* Begin EXCERPTED RECORDS *

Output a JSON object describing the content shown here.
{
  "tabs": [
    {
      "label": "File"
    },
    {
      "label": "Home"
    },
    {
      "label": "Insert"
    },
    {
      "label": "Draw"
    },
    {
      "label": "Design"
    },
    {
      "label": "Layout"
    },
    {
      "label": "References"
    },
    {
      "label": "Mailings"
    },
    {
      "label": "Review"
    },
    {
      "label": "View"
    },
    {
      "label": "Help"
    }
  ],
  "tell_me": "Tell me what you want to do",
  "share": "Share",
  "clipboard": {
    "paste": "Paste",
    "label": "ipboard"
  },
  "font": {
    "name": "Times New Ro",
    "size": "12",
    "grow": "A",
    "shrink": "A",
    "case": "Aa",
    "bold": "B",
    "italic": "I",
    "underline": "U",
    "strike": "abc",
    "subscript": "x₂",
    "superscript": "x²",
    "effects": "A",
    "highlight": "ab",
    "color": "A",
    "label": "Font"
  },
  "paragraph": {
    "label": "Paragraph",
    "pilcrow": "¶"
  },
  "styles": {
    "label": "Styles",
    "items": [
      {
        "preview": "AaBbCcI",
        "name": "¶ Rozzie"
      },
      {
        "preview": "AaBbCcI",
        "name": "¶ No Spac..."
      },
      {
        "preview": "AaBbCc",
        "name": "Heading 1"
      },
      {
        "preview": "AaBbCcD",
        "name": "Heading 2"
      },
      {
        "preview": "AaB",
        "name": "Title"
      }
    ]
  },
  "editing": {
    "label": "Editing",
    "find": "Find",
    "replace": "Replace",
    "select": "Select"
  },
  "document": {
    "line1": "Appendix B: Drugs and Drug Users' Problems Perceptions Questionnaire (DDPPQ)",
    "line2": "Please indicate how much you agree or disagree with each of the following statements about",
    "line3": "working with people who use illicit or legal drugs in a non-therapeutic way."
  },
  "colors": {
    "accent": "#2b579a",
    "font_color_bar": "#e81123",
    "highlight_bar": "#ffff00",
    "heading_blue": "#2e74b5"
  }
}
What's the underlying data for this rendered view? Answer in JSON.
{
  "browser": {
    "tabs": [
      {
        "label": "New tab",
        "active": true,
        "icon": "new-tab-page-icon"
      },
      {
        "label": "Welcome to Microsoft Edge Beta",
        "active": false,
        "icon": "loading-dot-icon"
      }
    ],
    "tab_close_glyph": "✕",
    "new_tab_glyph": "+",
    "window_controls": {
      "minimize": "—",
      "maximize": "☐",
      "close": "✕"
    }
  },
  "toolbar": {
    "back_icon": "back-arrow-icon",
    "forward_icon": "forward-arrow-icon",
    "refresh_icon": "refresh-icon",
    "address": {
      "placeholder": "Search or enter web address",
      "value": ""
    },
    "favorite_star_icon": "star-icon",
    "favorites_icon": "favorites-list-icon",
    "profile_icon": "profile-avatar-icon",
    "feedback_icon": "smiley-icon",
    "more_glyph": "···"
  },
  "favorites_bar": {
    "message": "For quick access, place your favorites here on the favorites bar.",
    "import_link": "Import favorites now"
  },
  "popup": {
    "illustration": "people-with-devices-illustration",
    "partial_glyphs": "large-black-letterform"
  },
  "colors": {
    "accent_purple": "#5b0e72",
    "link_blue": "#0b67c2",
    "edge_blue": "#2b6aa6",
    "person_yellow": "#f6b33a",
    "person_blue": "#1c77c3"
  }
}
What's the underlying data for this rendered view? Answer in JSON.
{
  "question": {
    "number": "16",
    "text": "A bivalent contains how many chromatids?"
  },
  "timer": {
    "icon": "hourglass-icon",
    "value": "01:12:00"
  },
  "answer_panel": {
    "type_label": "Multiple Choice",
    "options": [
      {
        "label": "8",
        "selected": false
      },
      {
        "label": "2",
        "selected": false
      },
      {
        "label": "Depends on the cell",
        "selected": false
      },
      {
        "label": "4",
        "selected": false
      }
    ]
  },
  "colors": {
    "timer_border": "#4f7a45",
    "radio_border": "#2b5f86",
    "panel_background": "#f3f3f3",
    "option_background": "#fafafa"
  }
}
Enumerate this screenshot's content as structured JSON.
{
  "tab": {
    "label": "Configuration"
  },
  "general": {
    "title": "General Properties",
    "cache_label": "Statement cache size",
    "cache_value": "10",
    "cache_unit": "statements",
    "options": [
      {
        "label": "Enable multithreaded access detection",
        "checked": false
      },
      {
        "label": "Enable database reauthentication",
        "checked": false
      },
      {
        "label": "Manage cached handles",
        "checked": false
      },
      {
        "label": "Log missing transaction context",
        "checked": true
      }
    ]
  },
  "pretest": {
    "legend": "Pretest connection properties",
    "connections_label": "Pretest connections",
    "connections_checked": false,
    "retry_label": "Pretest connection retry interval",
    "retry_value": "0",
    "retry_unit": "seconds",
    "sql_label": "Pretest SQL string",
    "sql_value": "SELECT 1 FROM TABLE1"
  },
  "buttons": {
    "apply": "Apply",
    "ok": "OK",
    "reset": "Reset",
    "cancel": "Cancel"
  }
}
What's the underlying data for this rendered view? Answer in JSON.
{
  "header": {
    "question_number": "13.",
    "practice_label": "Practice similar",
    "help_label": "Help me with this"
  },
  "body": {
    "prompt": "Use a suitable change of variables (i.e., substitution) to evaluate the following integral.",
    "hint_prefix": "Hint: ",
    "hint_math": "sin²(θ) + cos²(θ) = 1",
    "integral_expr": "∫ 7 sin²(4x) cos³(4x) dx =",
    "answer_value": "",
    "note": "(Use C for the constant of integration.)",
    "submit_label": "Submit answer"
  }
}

* End EXCERPTED RECORDS *

Your task is to reproduce the whole listing exactly.

◆ RIGHT ANSWER
Output a JSON object describing the content shown here.
{
  "tabs": [
    {
      "label": "File"
    },
    {
      "label": "Home"
    },
    {
      "label": "Insert"
    },
    {
      "label": "Draw"
    },
    {
      "label": "Design"
    },
    {
      "label": "Layout"
    },
    {
      "label": "References"
    },
    {
      "label": "Mailings"
    },
    {
      "label": "Review"
    },
    {
      "label": "View"
    },
    {
      "label": "Help"
    }
  ],
  "tell_me": "Tell me what you want to do",
  "share": "Share",
  "clipboard": {
    "paste": "Paste",
    "label": "ipboard"
  },
  "font": {
    "name": "Times New Ro",
    "size": "12",
    "grow": "A",
    "shrink": "A",
    "case": "Aa",
    "bold": "B",
    "italic": "I",
    "underline": "U",
    "strike": "abc",
    "subscript": "x₂",
    "superscript": "x²",
    "effects": "A",
    "highlight": "ab",
    "color": "A",
    "label": "Font"
  },
  "paragraph": {
    "label": "Paragraph",
    "pilcrow": "¶"
  },
  "styles": {
    "label": "Styles",
    "items": [
      {
        "preview": "AaBbCcI",
        "name": "¶ Rozzie"
      },
      {
        "preview": "AaBbCcI",
        "name": "¶ No Spac..."
      },
      {
        "preview": "AaBbCc",
        "name": "Heading 1"
      },
      {
        "preview": "AaBbCcD",
        "name": "Heading 2"
      },
      {
        "preview": "AaB",
        "name": "Title"
      }
    ]
  },
  "editing": {
    "label": "Editing",
    "find": "Find",
    "replace": "Replace",
    "select": "Select"
  },
  "document": {
    "line1": "Appendix B: Drugs and Drug Users' Problems Perceptions Questionnaire (DDPPQ)",
    "line2": "Please indicate how much you agree or disagree with each of the following statements about",
    "line3": "working with people who use illicit or legal drugs in a non-therapeutic way."
  },
  "colors": {
    "accent": "#2b579a",
    "font_color_bar": "#e81123",
    "highlight_bar": "#ffff00",
    "heading_blue": "#2e74b5"
  }
}
What's the underlying data for this rendered view? Answer in JSON.
{
  "browser": {
    "tabs": [
      {
        "label": "New tab",
        "active": true,
        "icon": "new-tab-page-icon"
      },
      {
        "label": "Welcome to Microsoft Edge Beta",
        "active": false,
        "icon": "loading-dot-icon"
      }
    ],
    "tab_close_glyph": "✕",
    "new_tab_glyph": "+",
    "window_controls": {
      "minimize": "—",
      "maximize": "☐",
      "close": "✕"
    }
  },
  "toolbar": {
    "back_icon": "back-arrow-icon",
    "forward_icon": "forward-arrow-icon",
    "refresh_icon": "refresh-icon",
    "address": {
      "placeholder": "Search or enter web address",
      "value": ""
    },
    "favorite_star_icon": "star-icon",
    "favorites_icon": "favorites-list-icon",
    "profile_icon": "profile-avatar-icon",
    "feedback_icon": "smiley-icon",
    "more_glyph": "···"
  },
  "favorites_bar": {
    "message": "For quick access, place your favorites here on the favorites bar.",
    "import_link": "Import favorites now"
  },
  "popup": {
    "illustration": "people-with-devices-illustration",
    "partial_glyphs": "large-black-letterform"
  },
  "colors": {
    "accent_purple": "#5b0e72",
    "link_blue": "#0b67c2",
    "edge_blue": "#2b6aa6",
    "person_yellow": "#f6b33a",
    "person_blue": "#1c77c3"
  }
}
What's the underlying data for this rendered view? Answer in JSON.
{
  "question": {
    "number": "16",
    "text": "A bivalent contains how many chromatids?"
  },
  "timer": {
    "icon": "hourglass-icon",
    "value": "01:12:00"
  },
  "answer_panel": {
    "type_label": "Multiple Choice",
    "options": [
      {
        "label": "8",
        "selected": false
      },
      {
        "label": "2",
        "selected": false
      },
      {
        "label": "Depends on the cell",
        "selected": false
      },
      {
        "label": "4",
        "selected": false
      }
    ]
  },
  "colors": {
    "timer_border": "#4f7a45",
    "radio_border": "#2b5f86",
    "panel_background": "#f3f3f3",
    "option_background": "#fafafa"
  }
}
Enumerate this screenshot's content as structured JSON.
{
  "tab": {
    "label": "Configuration"
  },
  "general": {
    "title": "General Properties",
    "cache_label": "Statement cache size",
    "cache_value": "10",
    "cache_unit": "statements",
    "options": [
      {
        "label": "Enable multithreaded access detection",
        "checked": false
      },
      {
        "label": "Enable database reauthentication",
        "checked": false
      },
      {
        "label": "Manage cached handles",
        "checked": false
      },
      {
        "label": "Log missing transaction context",
        "checked": true
      }
    ]
  },
  "pretest": {
    "legend": "Pretest connection properties",
    "connections_label": "Pretest connections",
    "connections_checked": false,
    "retry_label": "Pretest connection retry interval",
    "retry_value": "0",
    "retry_unit": "seconds",
    "sql_label": "Pretest SQL string",
    "sql_value": "SELECT 1 FROM TABLE1"
  },
  "buttons": {
    "apply": "Apply",
    "ok": "OK",
    "reset": "Reset",
    "cancel": "Cancel"
  }
}
What's the underlying data for this rendered view? Answer in JSON.
{
  "header": {
    "question_number": "13.",
    "practice_label": "Practice similar",
    "help_label": "Help me with this"
  },
  "body": {
    "prompt": "Use a suitable change of variables (i.e., substitution) to evaluate the following integral.",
    "hint_prefix": "Hint: ",
    "hint_math": "sin²(θ) + cos²(θ) = 1",
    "integral_expr": "∫ 7 sin²(4x) cos³(4x) dx =",
    "answer_value": "",
    "note": "(Use C for the constant of integration.)",
    "submit_label": "Submit answer"
  }
}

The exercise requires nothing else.